Problem statement: Make an exact copy of each entry, leaving out every picture.

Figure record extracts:
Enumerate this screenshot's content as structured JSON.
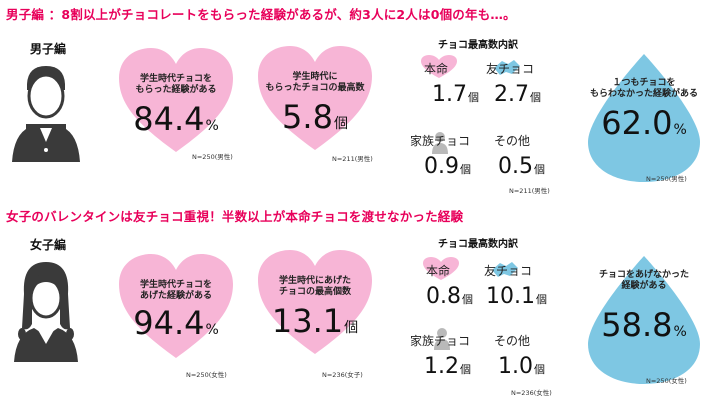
{
  "colors": {
    "accent": "#e8005a",
    "heart": "#f7b5d6",
    "drop": "#7ec7e3",
    "blob_pink": "#f7b5d6",
    "blob_blue": "#7ec7e3",
    "blob_gray": "#b9b9b9"
  },
  "male": {
    "headline": "男子編 ：8割以上がチョコレートをもらった経験があるが、約3人に2人は0個の年も…。",
    "section_label": "男子編",
    "avatar_icon": "male-student-icon",
    "heart1": {
      "label": "学生時代チョコを\nもらった経験がある",
      "value": "84.4",
      "unit": "%",
      "note": "N=250(男性)"
    },
    "heart2": {
      "label": "学生時代に\nもらったチョコの最高数",
      "value": "5.8",
      "unit": "個",
      "note": "N=211(男性)"
    },
    "breakdown": {
      "title": "チョコ最高数内訳",
      "items": [
        {
          "tag": "本命",
          "value": "1.7",
          "unit": "個"
        },
        {
          "tag": "友チョコ",
          "value": "2.7",
          "unit": "個"
        },
        {
          "tag": "家族チョコ",
          "value": "0.9",
          "unit": "個"
        },
        {
          "tag": "その他",
          "value": "0.5",
          "unit": "個"
        }
      ],
      "note": "N=211(男性)"
    },
    "drop": {
      "label": "１つもチョコを\nもらわなかった経験がある",
      "value": "62.0",
      "unit": "%",
      "note": "N=250(男性)"
    }
  },
  "female": {
    "headline": "女子のバレンタインは友チョコ重視！半数以上が本命チョコを渡せなかった経験",
    "section_label": "女子編",
    "avatar_icon": "female-student-icon",
    "heart1": {
      "label": "学生時代チョコを\nあげた経験がある",
      "value": "94.4",
      "unit": "%",
      "note": "N=250(女性)"
    },
    "heart2": {
      "label": "学生時代にあげた\nチョコの最高個数",
      "value": "13.1",
      "unit": "個",
      "note": "N=236(女子)"
    },
    "breakdown": {
      "title": "チョコ最高数内訳",
      "items": [
        {
          "tag": "本命",
          "value": "0.8",
          "unit": "個"
        },
        {
          "tag": "友チョコ",
          "value": "10.1",
          "unit": "個"
        },
        {
          "tag": "家族チョコ",
          "value": "1.2",
          "unit": "個"
        },
        {
          "tag": "その他",
          "value": "1.0",
          "unit": "個"
        }
      ],
      "note": "N=236(女性)"
    },
    "drop": {
      "label": "チョコをあげなかった\n経験がある",
      "value": "58.8",
      "unit": "%",
      "note": "N=250(女性)"
    }
  }
}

Result of this task:
Enumerate this screenshot's content as structured JSON.
{
  "colors": {
    "accent": "#e8005a",
    "heart": "#f7b5d6",
    "drop": "#7ec7e3",
    "blob_pink": "#f7b5d6",
    "blob_blue": "#7ec7e3",
    "blob_gray": "#b9b9b9"
  },
  "male": {
    "headline": "男子編 ：8割以上がチョコレートをもらった経験があるが、約3人に2人は0個の年も…。",
    "section_label": "男子編",
    "avatar_icon": "male-student-icon",
    "heart1": {
      "label": "学生時代チョコを\nもらった経験がある",
      "value": "84.4",
      "unit": "%",
      "note": "N=250(男性)"
    },
    "heart2": {
      "label": "学生時代に\nもらったチョコの最高数",
      "value": "5.8",
      "unit": "個",
      "note": "N=211(男性)"
    },
    "breakdown": {
      "title": "チョコ最高数内訳",
      "items": [
        {
          "tag": "本命",
          "value": "1.7",
          "unit": "個"
        },
        {
          "tag": "友チョコ",
          "value": "2.7",
          "unit": "個"
        },
        {
          "tag": "家族チョコ",
          "value": "0.9",
          "unit": "個"
        },
        {
          "tag": "その他",
          "value": "0.5",
          "unit": "個"
        }
      ],
      "note": "N=211(男性)"
    },
    "drop": {
      "label": "１つもチョコを\nもらわなかった経験がある",
      "value": "62.0",
      "unit": "%",
      "note": "N=250(男性)"
    }
  },
  "female": {
    "headline": "女子のバレンタインは友チョコ重視！半数以上が本命チョコを渡せなかった経験",
    "section_label": "女子編",
    "avatar_icon": "female-student-icon",
    "heart1": {
      "label": "学生時代チョコを\nあげた経験がある",
      "value": "94.4",
      "unit": "%",
      "note": "N=250(女性)"
    },
    "heart2": {
      "label": "学生時代にあげた\nチョコの最高個数",
      "value": "13.1",
      "unit": "個",
      "note": "N=236(女子)"
    },
    "breakdown": {
      "title": "チョコ最高数内訳",
      "items": [
        {
          "tag": "本命",
          "value": "0.8",
          "unit": "個"
        },
        {
          "tag": "友チョコ",
          "value": "10.1",
          "unit": "個"
        },
        {
          "tag": "家族チョコ",
          "value": "1.2",
          "unit": "個"
        },
        {
          "tag": "その他",
          "value": "1.0",
          "unit": "個"
        }
      ],
      "note": "N=236(女性)"
    },
    "drop": {
      "label": "チョコをあげなかった\n経験がある",
      "value": "58.8",
      "unit": "%",
      "note": "N=250(女性)"
    }
  }
}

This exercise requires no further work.